*Exercise aim*
Across the listing below, how many lines hold "SunSet"? Reply with the number by itself.

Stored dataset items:
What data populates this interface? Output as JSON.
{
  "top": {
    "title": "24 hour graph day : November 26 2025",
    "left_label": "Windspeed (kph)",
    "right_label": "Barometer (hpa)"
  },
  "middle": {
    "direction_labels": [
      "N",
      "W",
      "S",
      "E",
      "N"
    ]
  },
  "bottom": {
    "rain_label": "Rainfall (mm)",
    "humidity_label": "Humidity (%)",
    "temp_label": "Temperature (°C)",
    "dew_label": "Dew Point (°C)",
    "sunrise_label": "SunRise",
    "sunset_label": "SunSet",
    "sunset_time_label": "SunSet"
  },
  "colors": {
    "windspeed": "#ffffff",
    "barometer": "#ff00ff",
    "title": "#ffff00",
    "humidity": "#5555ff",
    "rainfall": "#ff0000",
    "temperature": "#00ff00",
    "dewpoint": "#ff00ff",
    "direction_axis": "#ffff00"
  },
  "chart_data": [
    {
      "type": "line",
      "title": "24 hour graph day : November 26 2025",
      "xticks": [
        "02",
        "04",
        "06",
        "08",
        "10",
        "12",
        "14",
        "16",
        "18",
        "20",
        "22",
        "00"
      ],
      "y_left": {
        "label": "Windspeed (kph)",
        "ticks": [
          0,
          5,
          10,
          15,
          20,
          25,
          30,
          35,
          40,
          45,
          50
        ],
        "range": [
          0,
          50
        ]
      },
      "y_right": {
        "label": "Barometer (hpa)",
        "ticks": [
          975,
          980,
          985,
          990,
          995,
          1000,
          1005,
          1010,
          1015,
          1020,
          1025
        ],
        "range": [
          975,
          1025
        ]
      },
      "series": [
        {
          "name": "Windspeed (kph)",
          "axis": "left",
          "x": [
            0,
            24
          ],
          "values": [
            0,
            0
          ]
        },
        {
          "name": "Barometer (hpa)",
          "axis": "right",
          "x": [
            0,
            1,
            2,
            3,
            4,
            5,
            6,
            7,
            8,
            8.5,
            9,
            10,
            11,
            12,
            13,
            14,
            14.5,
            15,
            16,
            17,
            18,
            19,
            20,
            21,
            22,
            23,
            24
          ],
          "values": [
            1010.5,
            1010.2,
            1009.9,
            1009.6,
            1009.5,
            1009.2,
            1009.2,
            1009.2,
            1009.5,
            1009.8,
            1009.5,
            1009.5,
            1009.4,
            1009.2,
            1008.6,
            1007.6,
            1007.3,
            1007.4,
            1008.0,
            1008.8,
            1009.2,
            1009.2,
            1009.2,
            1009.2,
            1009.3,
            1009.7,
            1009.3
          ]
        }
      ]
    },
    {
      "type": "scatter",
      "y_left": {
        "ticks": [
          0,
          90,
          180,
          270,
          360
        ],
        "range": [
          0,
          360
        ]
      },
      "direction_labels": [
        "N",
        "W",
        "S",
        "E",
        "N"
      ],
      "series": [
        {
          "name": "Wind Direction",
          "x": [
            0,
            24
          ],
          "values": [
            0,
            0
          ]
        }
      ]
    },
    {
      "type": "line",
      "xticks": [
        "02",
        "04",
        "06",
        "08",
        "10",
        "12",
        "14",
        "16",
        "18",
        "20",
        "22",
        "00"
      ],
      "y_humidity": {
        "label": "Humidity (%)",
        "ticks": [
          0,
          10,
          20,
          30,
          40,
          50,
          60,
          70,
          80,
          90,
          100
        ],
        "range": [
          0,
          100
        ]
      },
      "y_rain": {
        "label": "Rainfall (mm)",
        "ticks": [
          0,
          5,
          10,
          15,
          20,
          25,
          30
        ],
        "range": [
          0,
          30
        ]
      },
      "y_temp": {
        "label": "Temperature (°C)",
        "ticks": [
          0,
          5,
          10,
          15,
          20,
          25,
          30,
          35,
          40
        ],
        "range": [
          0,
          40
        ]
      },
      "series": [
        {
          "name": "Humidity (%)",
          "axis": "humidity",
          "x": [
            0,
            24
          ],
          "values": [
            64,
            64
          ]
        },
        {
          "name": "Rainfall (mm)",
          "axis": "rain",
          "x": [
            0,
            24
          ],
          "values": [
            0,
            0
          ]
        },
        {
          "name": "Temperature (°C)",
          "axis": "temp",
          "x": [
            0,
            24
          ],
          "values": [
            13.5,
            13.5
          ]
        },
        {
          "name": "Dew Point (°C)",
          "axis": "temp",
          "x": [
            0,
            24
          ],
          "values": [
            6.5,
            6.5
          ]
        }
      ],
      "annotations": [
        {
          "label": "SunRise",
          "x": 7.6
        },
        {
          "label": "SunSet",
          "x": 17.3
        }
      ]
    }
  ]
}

*Output of the exercise*
3